(SHORT EXERCISE):
Send back the records in full, character for character.

[Begin AVAILABLE RECORDS]

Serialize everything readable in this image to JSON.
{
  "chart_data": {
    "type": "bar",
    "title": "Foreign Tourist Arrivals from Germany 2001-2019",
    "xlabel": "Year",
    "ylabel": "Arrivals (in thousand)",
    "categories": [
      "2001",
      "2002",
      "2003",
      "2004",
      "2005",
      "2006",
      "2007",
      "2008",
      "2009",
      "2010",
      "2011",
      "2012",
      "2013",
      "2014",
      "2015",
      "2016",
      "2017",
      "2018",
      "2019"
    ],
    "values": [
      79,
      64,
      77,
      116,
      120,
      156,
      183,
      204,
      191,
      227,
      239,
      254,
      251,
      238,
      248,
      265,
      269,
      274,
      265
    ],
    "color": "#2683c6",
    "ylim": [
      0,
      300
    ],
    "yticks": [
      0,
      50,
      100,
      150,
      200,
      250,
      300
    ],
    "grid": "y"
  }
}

[End AVAILABLE RECORDS]

(TASK ANSWER):
Serialize everything readable in this image to JSON.
{
  "chart_data": {
    "type": "bar",
    "title": "Foreign Tourist Arrivals from Germany 2001-2019",
    "xlabel": "Year",
    "ylabel": "Arrivals (in thousand)",
    "categories": [
      "2001",
      "2002",
      "2003",
      "2004",
      "2005",
      "2006",
      "2007",
      "2008",
      "2009",
      "2010",
      "2011",
      "2012",
      "2013",
      "2014",
      "2015",
      "2016",
      "2017",
      "2018",
      "2019"
    ],
    "values": [
      79,
      64,
      77,
      116,
      120,
      156,
      183,
      204,
      191,
      227,
      239,
      254,
      251,
      238,
      248,
      265,
      269,
      274,
      265
    ],
    "color": "#2683c6",
    "ylim": [
      0,
      300
    ],
    "yticks": [
      0,
      50,
      100,
      150,
      200,
      250,
      300
    ],
    "grid": "y"
  }
}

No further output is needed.